-- Materials provided start --

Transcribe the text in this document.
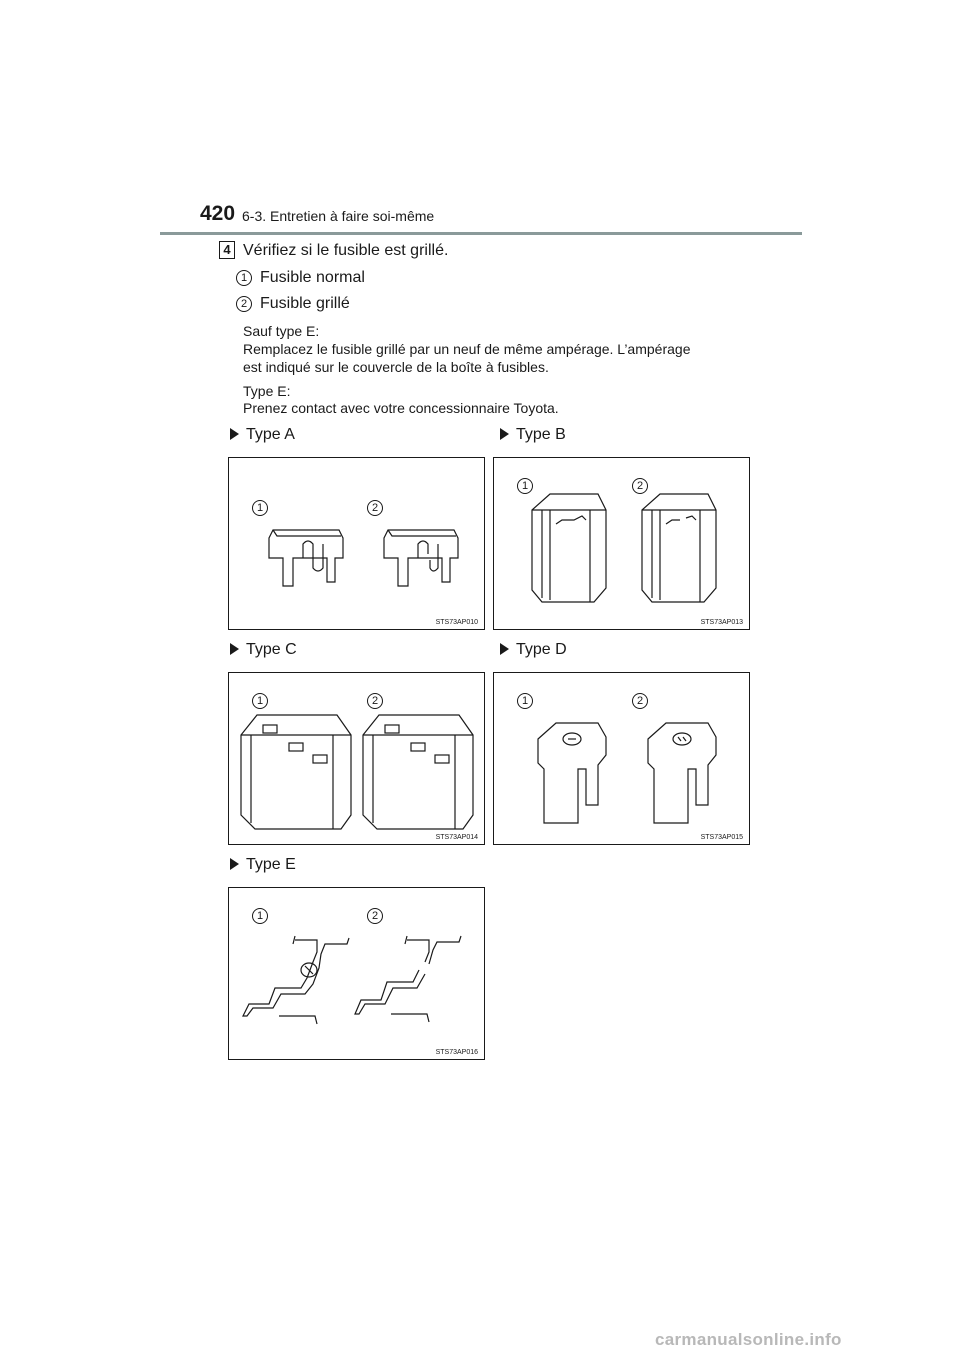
420 6-3. Entretien à faire soi-même
4 Vérifiez si le fusible est grillé.
1 Fusible normal
2 Fusible grillé
Sauf type E:
Remplacez le fusible grillé par un neuf de même ampérage. L’ampérage
est indiqué sur le couvercle de la boîte à fusibles.
Type E:
Prenez contact avec votre concessionnaire Toyota.
Type A
1	2
STS73AP010
Type B
1	2
STS73AP013
Type C
1	2
STS73AP014
Type D
1	2
STS73AP015
Type E
1	2
STS73AP016
carmanualsonline.info
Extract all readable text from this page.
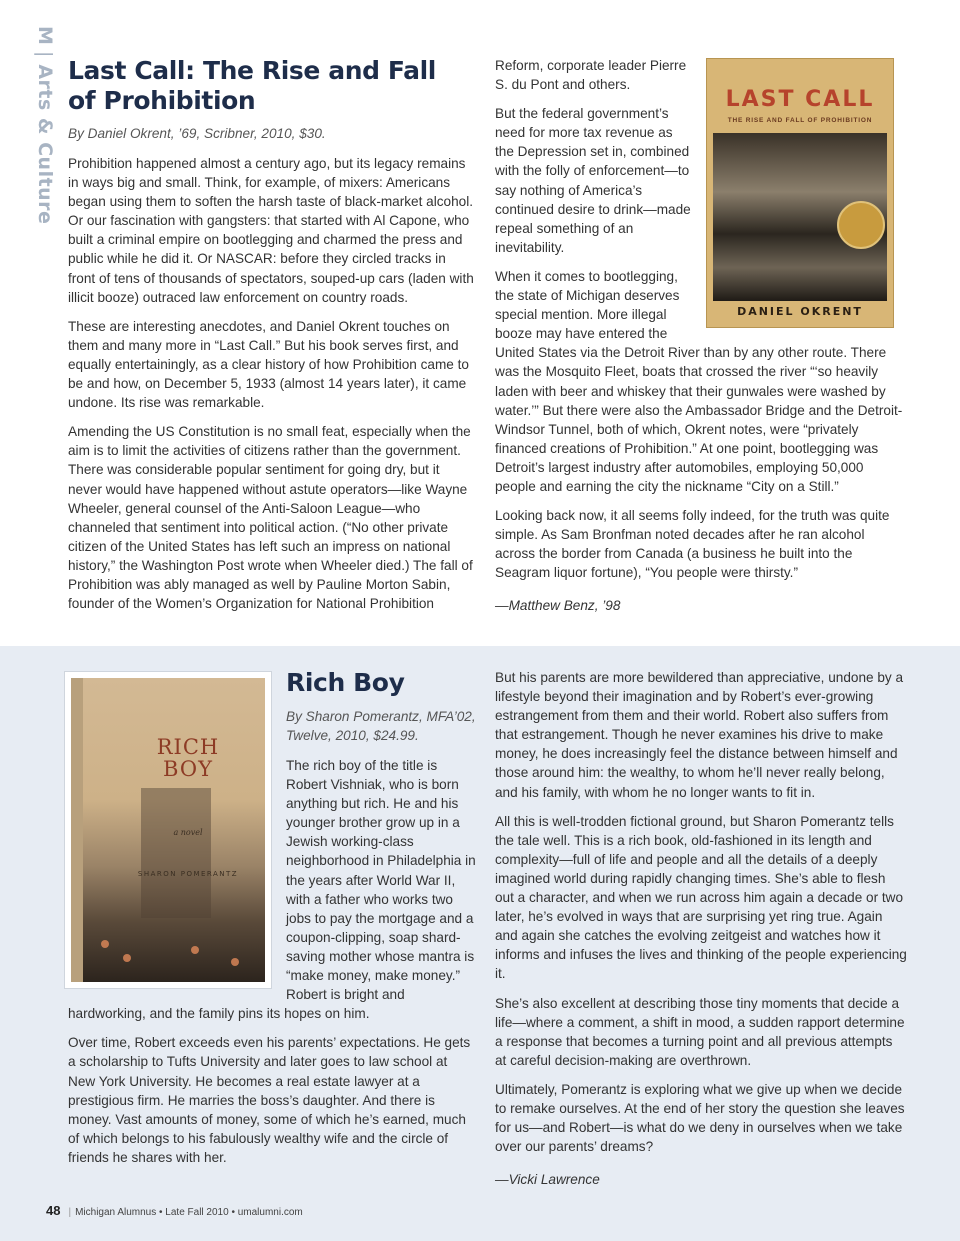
M|Arts & Culture Last Call: The Rise and Fall of Prohibition
By Daniel Okrent, ’69, Scribner, 2010, $30.

Prohibition happened almost a century ago, but its legacy remains in ways big and small. Think, for example, of mixers: Americans began using them to soften the harsh taste of black-market alcohol. Or our fascination with gangsters: that started with Al Capone, who built a criminal empire on bootlegging and charmed the press and public while he did it. Or NASCAR: before they circled tracks in front of tens of thousands of spectators, souped-up cars (laden with illicit booze) outraced law enforcement on country roads.

These are interesting anecdotes, and Daniel Okrent touches on them and many more in “Last Call.” But his book serves first, and equally entertainingly, as a clear history of how Prohibition came to be and how, on December 5, 1933 (almost 14 years later), it came undone. Its rise was remarkable.

Amending the US Constitution is no small feat, especially when the aim is to limit the activities of citizens rather than the government. There was considerable popular sentiment for going dry, but it never would have happened without astute operators—like Wayne Wheeler, general counsel of the Anti-Saloon League—who channeled that sentiment into political action. (“No other private citizen of the United States has left such an impress on national history,” the Washington Post wrote when Wheeler died.) The fall of Prohibition was ably managed as well by Pauline Morton Sabin, founder of the Women’s Organization for National Prohibition

Reform, corporate leader Pierre S. du Pont and others.

But the federal government’s need for more tax revenue as the Depression set in, combined with the folly of enforcement—to say nothing of America’s continued desire to drink—made repeal something of an inevitability.

When it comes to bootlegging, the state of Michigan deserves special mention. More illegal booze may have entered the United States via the Detroit River than by any other route. There was the Mosquito Fleet, boats that crossed the river “‘so heavily laden with beer and whiskey that their gunwales were washed by water.’” But there were also the Ambassador Bridge and the Detroit-Windsor Tunnel, both of which, Okrent notes, were “privately financed creations of Prohibition.” At one point, bootlegging was Detroit’s largest industry after automobiles, employing 50,000 people and earning the city the nickname “City on a Still.”

Looking back now, it all seems folly indeed, for the truth was quite simple. As Sam Bronfman noted decades after he ran alcohol across the border from Canada (a business he built into the Seagram liquor fortune), “You people were thirsty.”

—Matthew Benz, ’98

LAST CALL
THE RISE AND FALL OF PROHIBITION
DANIEL OKRENT
RICH
BOY
a novel
SHARON POMERANTZ
Rich Boy
By Sharon Pomerantz, MFA’02, Twelve, 2010, $24.99.

The rich boy of the title is Robert Vishniak, who is born anything but rich. He and his younger brother grow up in a Jewish working-class neighborhood in Philadelphia in the years after World War II, with a father who works two jobs to pay the mortgage and a coupon-clipping, soap shard-saving mother whose mantra is “make money, make money.” Robert is bright and hardworking, and the family pins its hopes on him.

Over time, Robert exceeds even his parents’ expectations. He gets a scholarship to Tufts University and later goes to law school at New York University. He becomes a real estate lawyer at a prestigious firm. He marries the boss’s daughter. And there is money. Vast amounts of money, some of which he’s earned, much of which belongs to his fabulously wealthy wife and the circle of friends he shares with her.

But his parents are more bewildered than appreciative, undone by a lifestyle beyond their imagination and by Robert’s ever-growing estrangement from them and their world. Robert also suffers from that estrangement. Though he never examines his drive to make money, he does increasingly feel the distance between himself and those around him: the wealthy, to whom he’ll never really belong, and his family, with whom he no longer wants to fit in.

All this is well-trodden fictional ground, but Sharon Pomerantz tells the tale well. This is a rich book, old-fashioned in its length and complexity—full of life and people and all the details of a deeply imagined world during rapidly changing times. She’s able to flesh out a character, and when we run across him again a decade or two later, he’s evolved in ways that are surprising yet ring true. Again and again she catches the evolving zeitgeist and watches how it informs and infuses the lives and thinking of the people experiencing it.

She’s also excellent at describing those tiny moments that decide a life—where a comment, a shift in mood, a sudden rapport determine a response that becomes a turning point and all previous attempts at careful decision-making are overthrown.

Ultimately, Pomerantz is exploring what we give up when we decide to remake ourselves. At the end of her story the question she leaves for us—and Robert—is what do we deny in ourselves when we take over our parents’ dreams?

—Vicki Lawrence

48 | Michigan Alumnus • Late Fall 2010 • umalumni.com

-- Materials provided end --

→ Short task:
From the listing, copy each line containing the word "were".

→ Output below:
When it comes to bootlegging, the state of Michigan deserves special mention. More illegal booze may have entered the United States via the Detroit River than by any other route. There was the Mosquito Fleet, boats that crossed the river “‘so heavily laden with beer and whiskey that their gunwales were washed by water.’” But there were also the Ambassador Bridge and the Detroit-Windsor Tunnel, both of which, Okrent notes, were “privately financed creations of Prohibition.” At one point, bootlegging was Detroit’s largest industry after automobiles, employing 50,000 people and earning the city the nickname “City on a Still.”
Looking back now, it all seems folly indeed, for the truth was quite simple. As Sam Bronfman noted decades after he ran alcohol across the border from Canada (a business he built into the Seagram liquor fortune), “You people were thirsty.”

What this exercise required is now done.